Texto proporcionado:
Mojarro, el fustigador de la corrupción y la mentira, recomendaba abrir bien los oídos cuando los “intelectuales chocarreros” comenzaban a perorar sobre la cuestión del 68. “Cuando alguien dé su versión, primero sitúenlo: ‘este compa era de la corriente democrático-burguesa; no, éste era de las pequeño-burguesa radicalizada; no, éste era de la de corte ideológico- proletario’. Entonces, su versión va a ser distinta: la de corte ideológico proletario iba por el cambio, la democrático-burguesa iba por más democracia y la pequeño-burguesa radicalizada iba contra las tácticas represivas y demás.” Y tenía toda la razón.

Acciones por realizar:
A. Enumera las corrientes en que, según el texto sobre Mojarro y el 68, había que situar a quien diera su versión.
B. Resume en dos oraciones el texto sobre Mojarro y el 68.
C. Continúa el texto sobre Mojarro y el 68 a partir de su última oración.

Datos proporcionados:
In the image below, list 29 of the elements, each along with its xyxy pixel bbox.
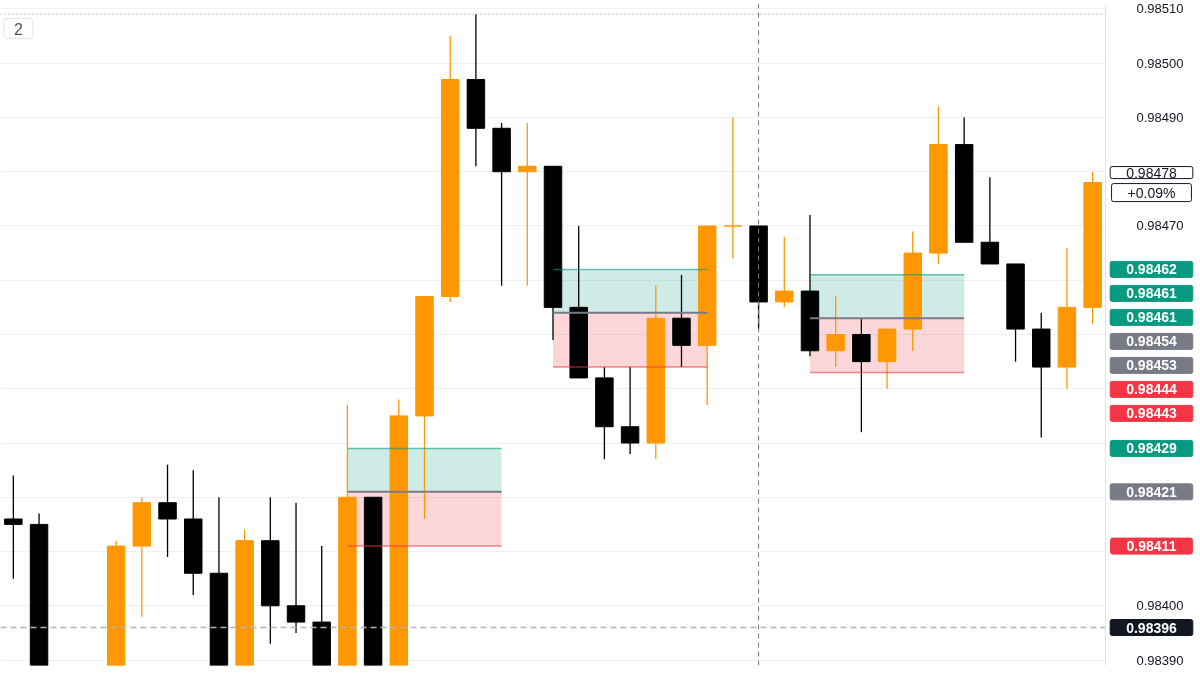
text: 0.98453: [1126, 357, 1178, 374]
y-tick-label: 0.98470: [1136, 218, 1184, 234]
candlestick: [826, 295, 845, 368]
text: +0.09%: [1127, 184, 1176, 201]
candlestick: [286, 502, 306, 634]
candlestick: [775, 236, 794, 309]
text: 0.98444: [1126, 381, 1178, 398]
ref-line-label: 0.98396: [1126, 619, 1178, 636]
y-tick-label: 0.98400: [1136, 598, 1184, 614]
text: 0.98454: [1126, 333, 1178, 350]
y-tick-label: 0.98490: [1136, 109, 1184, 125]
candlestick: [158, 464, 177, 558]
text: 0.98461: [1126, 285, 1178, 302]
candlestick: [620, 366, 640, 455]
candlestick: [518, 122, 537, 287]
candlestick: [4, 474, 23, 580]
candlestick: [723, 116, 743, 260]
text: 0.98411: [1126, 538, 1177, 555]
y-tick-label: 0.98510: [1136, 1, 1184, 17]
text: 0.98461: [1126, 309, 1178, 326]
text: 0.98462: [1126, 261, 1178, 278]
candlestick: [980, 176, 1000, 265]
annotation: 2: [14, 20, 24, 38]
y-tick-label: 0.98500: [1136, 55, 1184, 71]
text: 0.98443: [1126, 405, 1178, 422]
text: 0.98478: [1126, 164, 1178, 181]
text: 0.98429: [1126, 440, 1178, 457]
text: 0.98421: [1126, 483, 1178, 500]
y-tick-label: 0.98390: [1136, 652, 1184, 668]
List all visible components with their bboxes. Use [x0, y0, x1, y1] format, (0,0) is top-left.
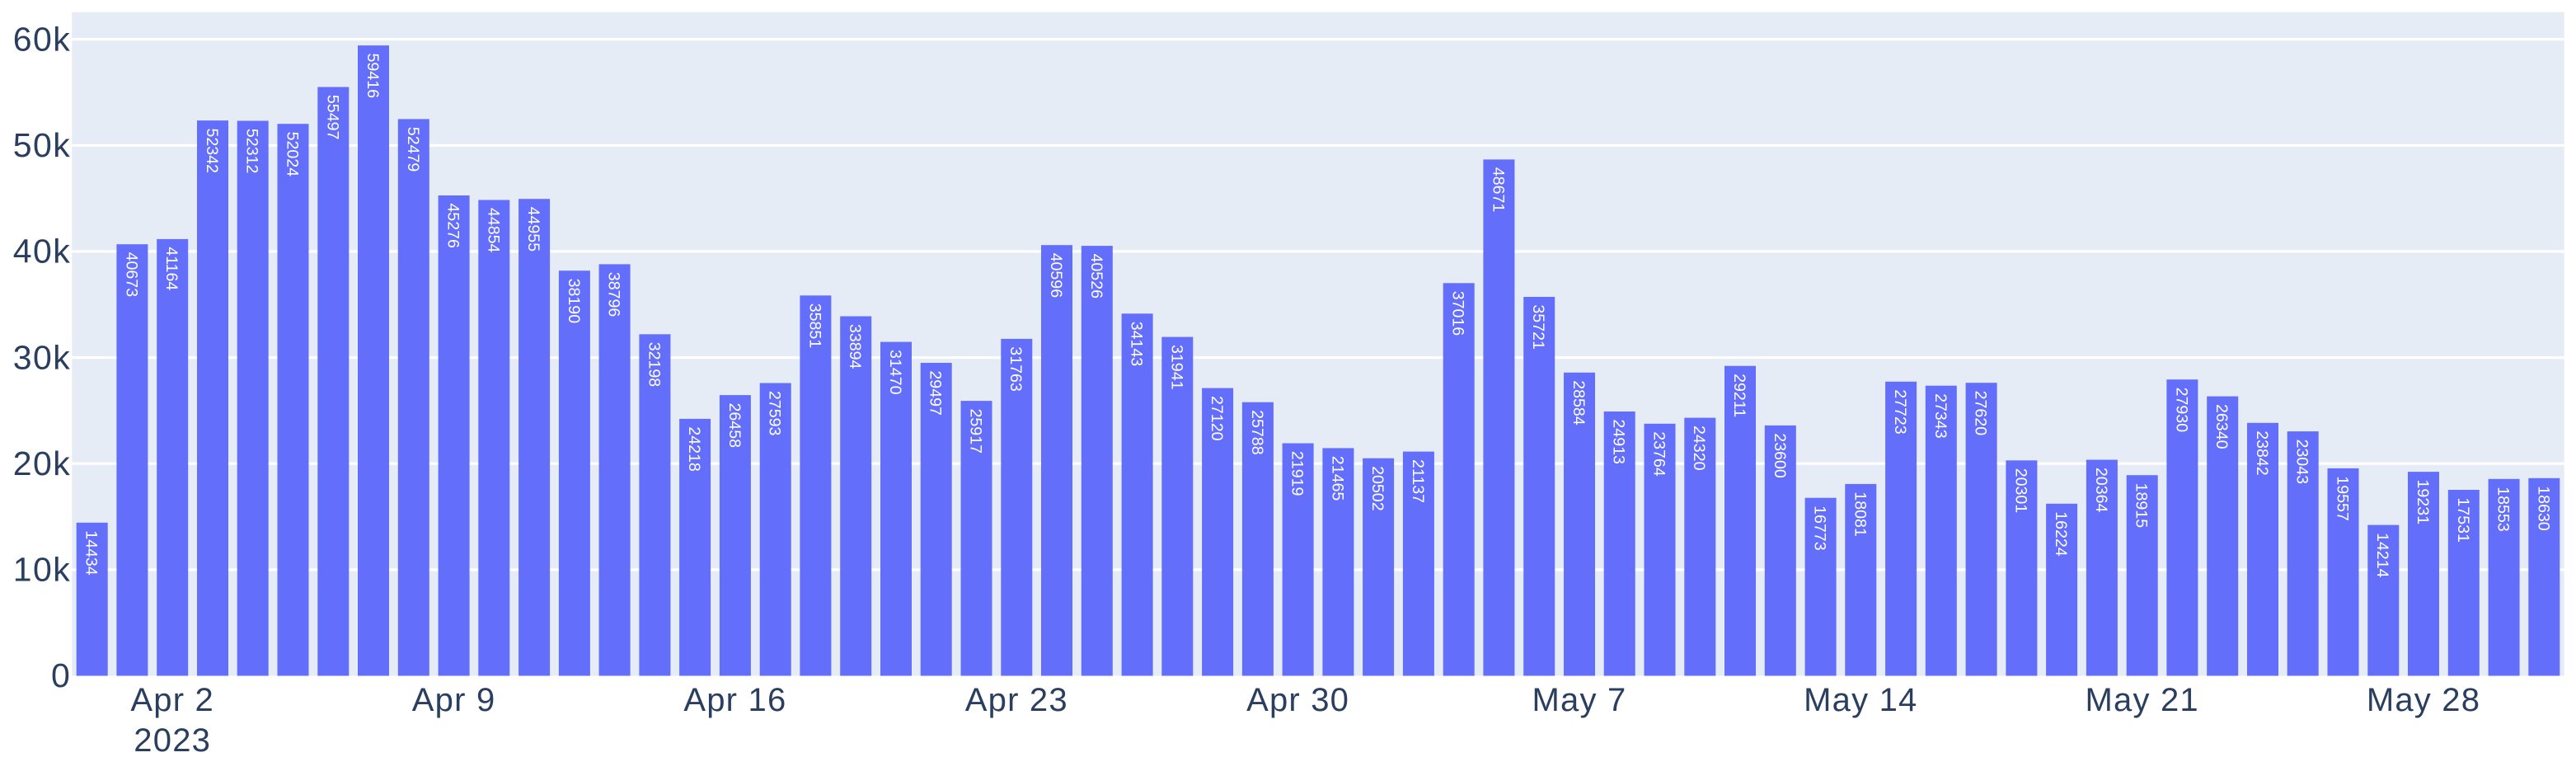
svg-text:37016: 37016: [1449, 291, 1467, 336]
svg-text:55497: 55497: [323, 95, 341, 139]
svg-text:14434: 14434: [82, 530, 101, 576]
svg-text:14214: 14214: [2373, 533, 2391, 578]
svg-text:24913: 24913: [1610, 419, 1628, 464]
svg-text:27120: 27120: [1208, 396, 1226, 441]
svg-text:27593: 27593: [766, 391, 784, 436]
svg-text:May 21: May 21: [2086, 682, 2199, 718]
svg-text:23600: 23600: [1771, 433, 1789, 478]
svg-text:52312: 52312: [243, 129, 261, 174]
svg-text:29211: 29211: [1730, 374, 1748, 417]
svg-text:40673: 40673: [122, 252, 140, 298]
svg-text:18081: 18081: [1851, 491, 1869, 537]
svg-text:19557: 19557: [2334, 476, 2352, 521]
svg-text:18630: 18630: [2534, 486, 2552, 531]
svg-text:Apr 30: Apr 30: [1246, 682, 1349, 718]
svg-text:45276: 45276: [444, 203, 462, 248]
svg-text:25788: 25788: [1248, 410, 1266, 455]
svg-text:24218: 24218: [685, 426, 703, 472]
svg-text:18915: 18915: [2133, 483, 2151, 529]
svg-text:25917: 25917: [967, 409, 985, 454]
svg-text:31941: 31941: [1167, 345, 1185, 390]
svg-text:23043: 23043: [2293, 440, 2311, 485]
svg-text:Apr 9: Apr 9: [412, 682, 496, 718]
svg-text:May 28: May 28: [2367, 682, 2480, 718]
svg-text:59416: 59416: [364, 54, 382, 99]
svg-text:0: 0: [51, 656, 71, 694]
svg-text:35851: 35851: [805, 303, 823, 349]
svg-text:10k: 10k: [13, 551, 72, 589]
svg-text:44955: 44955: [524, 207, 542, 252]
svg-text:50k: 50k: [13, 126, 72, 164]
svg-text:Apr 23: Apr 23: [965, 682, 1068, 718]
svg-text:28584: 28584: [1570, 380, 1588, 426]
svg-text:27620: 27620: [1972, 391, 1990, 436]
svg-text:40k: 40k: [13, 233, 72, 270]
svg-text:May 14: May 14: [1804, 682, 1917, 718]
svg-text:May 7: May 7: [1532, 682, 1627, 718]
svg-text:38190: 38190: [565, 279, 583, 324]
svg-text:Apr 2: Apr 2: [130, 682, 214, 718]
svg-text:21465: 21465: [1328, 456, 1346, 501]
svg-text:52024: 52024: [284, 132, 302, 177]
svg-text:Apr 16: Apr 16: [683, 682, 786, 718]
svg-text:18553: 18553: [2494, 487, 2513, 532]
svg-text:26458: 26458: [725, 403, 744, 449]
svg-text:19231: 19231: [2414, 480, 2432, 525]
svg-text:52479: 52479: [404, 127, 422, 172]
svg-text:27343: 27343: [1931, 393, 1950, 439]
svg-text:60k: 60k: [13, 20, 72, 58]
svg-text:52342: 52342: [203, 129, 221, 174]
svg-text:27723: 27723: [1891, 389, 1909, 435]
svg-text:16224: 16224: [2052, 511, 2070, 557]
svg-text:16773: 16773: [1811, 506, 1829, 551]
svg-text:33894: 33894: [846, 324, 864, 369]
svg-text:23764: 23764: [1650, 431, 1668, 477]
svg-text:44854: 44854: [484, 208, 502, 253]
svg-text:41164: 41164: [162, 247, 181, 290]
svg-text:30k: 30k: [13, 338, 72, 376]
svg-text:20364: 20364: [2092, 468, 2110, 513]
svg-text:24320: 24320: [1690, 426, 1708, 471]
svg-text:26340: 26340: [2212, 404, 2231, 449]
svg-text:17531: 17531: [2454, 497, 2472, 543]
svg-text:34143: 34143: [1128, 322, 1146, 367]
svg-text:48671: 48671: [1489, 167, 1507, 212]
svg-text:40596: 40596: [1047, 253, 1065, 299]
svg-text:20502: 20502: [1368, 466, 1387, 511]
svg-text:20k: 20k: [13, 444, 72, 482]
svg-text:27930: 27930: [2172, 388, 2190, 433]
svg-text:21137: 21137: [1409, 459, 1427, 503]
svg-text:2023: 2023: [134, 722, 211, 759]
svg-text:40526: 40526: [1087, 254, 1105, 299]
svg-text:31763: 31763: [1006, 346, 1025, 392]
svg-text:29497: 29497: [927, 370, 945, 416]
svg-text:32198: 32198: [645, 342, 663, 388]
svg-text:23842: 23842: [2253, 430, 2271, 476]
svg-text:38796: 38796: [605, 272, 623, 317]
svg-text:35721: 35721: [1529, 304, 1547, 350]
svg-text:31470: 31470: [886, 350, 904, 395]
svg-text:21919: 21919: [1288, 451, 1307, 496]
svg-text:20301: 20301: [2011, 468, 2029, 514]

Resultados del ejercicio:
A.
- La corriente democrático-burguesa
- La corriente pequeño-burguesa radicalizada
- La corriente de corte ideológico-proletario

B. Mojarro, fustigador de la corrupción y la mentira, aconsejaba escuchar con atención a los "intelectuales chocarreros" que hablaban del 68 y situar primero a cada uno según su corriente: democrático-burguesa, pequeño-burguesa radicalizada o de corte ideológico-proletario. Como la primera buscaba más democracia, la segunda se oponía a las tácticas represivas y la tercera iba por el cambio, cada versión sería distinta, y el texto afirma que Mojarro tenía toda la razón.

C.
Su formación filosófica y su infatigable propensión a la polémica hizo de Tomás Mojarro un crítico irreverente y sin concesiones. Su afán por despertar la conciencia del gran público, casi siempre adormilado o empachado de series televisivas, lo hizo lanzar críticas virulentas contra las mentes blandengues: “El 99 por ciento de los mexicanos, no viven: sobreviven y vegetan. Lo de ellos es comer, descomer, beber un poco de licor los fines de semana y mantenerse con un trabajo como el de Sísifo: todos los días levantan el piedrón, y el piedrón cae todos los días. Ya que levantaron la piedra y la piedra cayó, se van a media tarde a su casa, encienden la televisión, se enajenan viendo episodios gringos en los que aparece el triunfador según la tabla de valores de Estados Unidos: tener cerca a una rubia y mucho dinero. Es el cartabón que ha triunfado”.
Mojarro, el crítico sentencioso, el polemista tenaz y el controversista porfiado, fue siempre y, hasta el día de ayer, un declamador de poesía que, relamiéndose los bigotes, hizo trinar a las mentes conservadoras, echándoles en cara frases certeras y lapidarias que entresacaba de su memoria portentosa. Decía el poeta Giuseppe Ungaretti que recordar es un signo de vejez y, bien visto, Tomás Mojarro, “El Valedor”, fue prueba fehaciente de que la memoria es el único paraíso del que jamás podremos ser expulsados.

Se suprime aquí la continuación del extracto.